◆ **Provided material**:
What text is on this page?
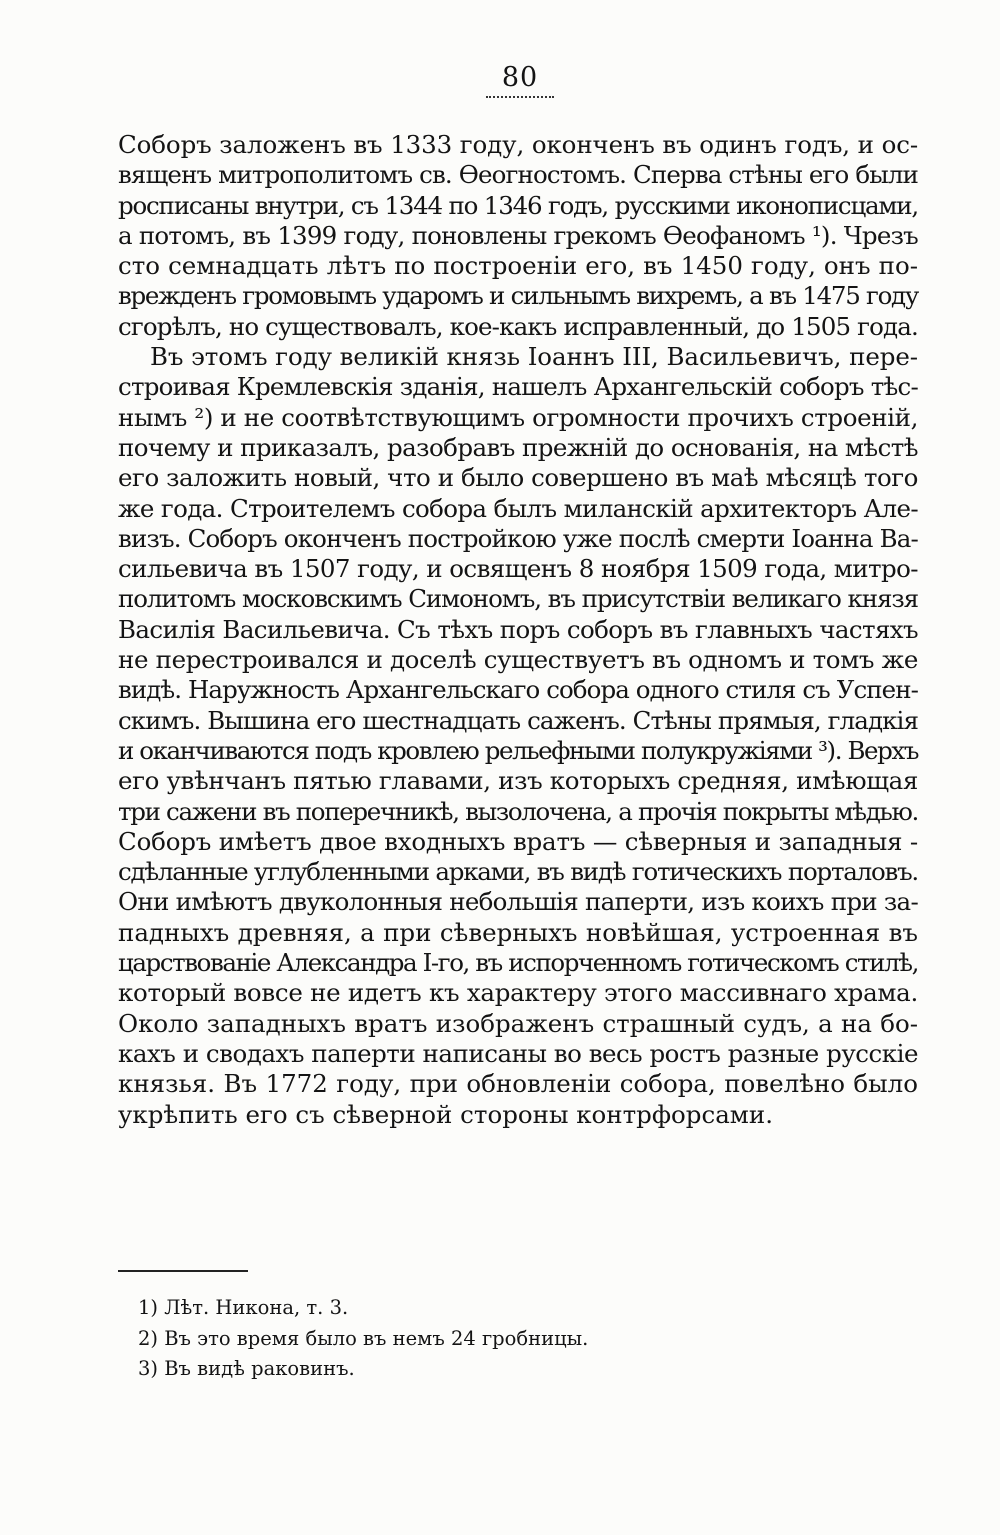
80
Соборъ заложенъ въ 1333 году, оконченъ въ одинъ годъ, и ос-
вященъ митрополитомъ св. Өеогностомъ. Сперва стѣны его были
росписаны внутри, съ 1344 по 1346 годъ, русскими иконописцами,
а потомъ, въ 1399 году, поновлены грекомъ Өеофаномъ ¹). Чрезъ
сто семнадцать лѣтъ по построеніи его, въ 1450 году, онъ по-
врежденъ громовымъ ударомъ и сильнымъ вихремъ, а въ 1475 году
сгорѣлъ, но существовалъ, кое-какъ исправленный, до 1505 года.
Въ этомъ году великій князь Іоаннъ III, Васильевичъ, пере-
строивая Кремлевскія зданія, нашелъ Архангельскій соборъ тѣс-
нымъ ²) и не соотвѣтствующимъ огромности прочихъ строеній,
почему и приказалъ, разобравъ прежній до основанія, на мѣстѣ
его заложить новый, что и было совершено въ маѣ мѣсяцѣ того
же года. Строителемъ собора былъ миланскій архитекторъ Але-
визъ. Соборъ оконченъ постройкою уже послѣ смерти Іоанна Ва-
сильевича въ 1507 году, и освященъ 8 ноября 1509 года, митро-
политомъ московскимъ Симономъ, въ присутствіи великаго князя
Василія Васильевича. Съ тѣхъ поръ соборъ въ главныхъ частяхъ
не перестроивался и доселѣ существуетъ въ одномъ и томъ же
видѣ. Наружность Архангельскаго собора одного стиля съ Успен-
скимъ. Вышина его шестнадцать саженъ. Стѣны прямыя, гладкія
и оканчиваются подъ кровлею рельефными полукружіями ³). Верхъ
его увѣнчанъ пятью главами, изъ которыхъ средняя, имѣющая
три сажени въ поперечникѣ, вызолочена, а прочія покрыты мѣдью.
Соборъ имѣетъ двое входныхъ вратъ — сѣверныя и западныя -
сдѣланные углубленными арками, въ видѣ готическихъ порталовъ.
Они имѣютъ двуколонныя небольшія паперти, изъ коихъ при за-
падныхъ древняя, а при сѣверныхъ новѣйшая, устроенная въ
царствованіе Александра I-го, въ испорченномъ готическомъ стилѣ,
который вовсе не идетъ къ характеру этого массивнаго храма.
Около западныхъ вратъ изображенъ страшный судъ, а на бо-
кахъ и сводахъ паперти написаны во весь ростъ разные русскіе
князья. Въ 1772 году, при обновленіи собора, повелѣно было
укрѣпить его съ сѣверной стороны контрфорсами.
1) Лѣт. Никона, т. 3.
2) Въ это время было въ немъ 24 гробницы.
3) Въ видѣ раковинъ.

◆ **Written exercise**:
Restate the whole of the material word for word without the pictures.

◆ **The solution**:
What text is on this page?
80
Соборъ заложенъ въ 1333 году, оконченъ въ одинъ годъ, и ос-
вященъ митрополитомъ св. Өеогностомъ. Сперва стѣны его были
росписаны внутри, съ 1344 по 1346 годъ, русскими иконописцами,
а потомъ, въ 1399 году, поновлены грекомъ Өеофаномъ ¹). Чрезъ
сто семнадцать лѣтъ по построеніи его, въ 1450 году, онъ по-
врежденъ громовымъ ударомъ и сильнымъ вихремъ, а въ 1475 году
сгорѣлъ, но существовалъ, кое-какъ исправленный, до 1505 года.
Въ этомъ году великій князь Іоаннъ III, Васильевичъ, пере-
строивая Кремлевскія зданія, нашелъ Архангельскій соборъ тѣс-
нымъ ²) и не соотвѣтствующимъ огромности прочихъ строеній,
почему и приказалъ, разобравъ прежній до основанія, на мѣстѣ
его заложить новый, что и было совершено въ маѣ мѣсяцѣ того
же года. Строителемъ собора былъ миланскій архитекторъ Але-
визъ. Соборъ оконченъ постройкою уже послѣ смерти Іоанна Ва-
сильевича въ 1507 году, и освященъ 8 ноября 1509 года, митро-
политомъ московскимъ Симономъ, въ присутствіи великаго князя
Василія Васильевича. Съ тѣхъ поръ соборъ въ главныхъ частяхъ
не перестроивался и доселѣ существуетъ въ одномъ и томъ же
видѣ. Наружность Архангельскаго собора одного стиля съ Успен-
скимъ. Вышина его шестнадцать саженъ. Стѣны прямыя, гладкія
и оканчиваются подъ кровлею рельефными полукружіями ³). Верхъ
его увѣнчанъ пятью главами, изъ которыхъ средняя, имѣющая
три сажени въ поперечникѣ, вызолочена, а прочія покрыты мѣдью.
Соборъ имѣетъ двое входныхъ вратъ — сѣверныя и западныя -
сдѣланные углубленными арками, въ видѣ готическихъ порталовъ.
Они имѣютъ двуколонныя небольшія паперти, изъ коихъ при за-
падныхъ древняя, а при сѣверныхъ новѣйшая, устроенная въ
царствованіе Александра I-го, въ испорченномъ готическомъ стилѣ,
который вовсе не идетъ къ характеру этого массивнаго храма.
Около западныхъ вратъ изображенъ страшный судъ, а на бо-
кахъ и сводахъ паперти написаны во весь ростъ разные русскіе
князья. Въ 1772 году, при обновленіи собора, повелѣно было
укрѣпить его съ сѣверной стороны контрфорсами.
1) Лѣт. Никона, т. 3.
2) Въ это время было въ немъ 24 гробницы.
3) Въ видѣ раковинъ.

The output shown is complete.